## Given instruction
Collect all lines from the listing that include the string "Read".

## Input material
______________________________
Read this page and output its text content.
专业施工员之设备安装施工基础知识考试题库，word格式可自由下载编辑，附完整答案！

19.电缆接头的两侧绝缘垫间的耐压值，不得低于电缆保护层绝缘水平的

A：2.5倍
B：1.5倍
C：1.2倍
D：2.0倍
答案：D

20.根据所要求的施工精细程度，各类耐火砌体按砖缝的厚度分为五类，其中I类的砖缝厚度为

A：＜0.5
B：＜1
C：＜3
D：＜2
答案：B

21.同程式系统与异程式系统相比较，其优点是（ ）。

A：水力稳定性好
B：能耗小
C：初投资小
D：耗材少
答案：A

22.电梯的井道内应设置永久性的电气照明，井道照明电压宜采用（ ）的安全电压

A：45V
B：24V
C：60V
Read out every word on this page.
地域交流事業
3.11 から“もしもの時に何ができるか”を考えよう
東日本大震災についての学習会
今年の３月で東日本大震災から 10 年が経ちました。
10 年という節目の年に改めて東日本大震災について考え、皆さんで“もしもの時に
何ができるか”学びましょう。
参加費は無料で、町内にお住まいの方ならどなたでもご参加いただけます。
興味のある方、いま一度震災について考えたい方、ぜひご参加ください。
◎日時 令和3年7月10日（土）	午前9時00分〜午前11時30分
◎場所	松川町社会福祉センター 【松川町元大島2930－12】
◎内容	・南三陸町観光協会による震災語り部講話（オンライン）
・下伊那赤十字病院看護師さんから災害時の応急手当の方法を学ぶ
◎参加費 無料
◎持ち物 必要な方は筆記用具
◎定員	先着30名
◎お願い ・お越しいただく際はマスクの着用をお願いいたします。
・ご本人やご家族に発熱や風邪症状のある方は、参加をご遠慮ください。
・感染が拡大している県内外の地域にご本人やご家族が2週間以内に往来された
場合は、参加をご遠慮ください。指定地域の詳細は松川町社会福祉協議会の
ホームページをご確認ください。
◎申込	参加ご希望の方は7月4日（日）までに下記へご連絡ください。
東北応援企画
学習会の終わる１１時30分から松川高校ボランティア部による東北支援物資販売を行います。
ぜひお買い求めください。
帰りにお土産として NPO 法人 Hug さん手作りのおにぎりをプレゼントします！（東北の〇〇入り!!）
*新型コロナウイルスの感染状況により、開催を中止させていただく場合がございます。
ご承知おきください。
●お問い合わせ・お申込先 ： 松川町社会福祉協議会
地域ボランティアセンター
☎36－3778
______________________________
## Result for this exercise
Read this page and output its text content.
Read out every word on this page.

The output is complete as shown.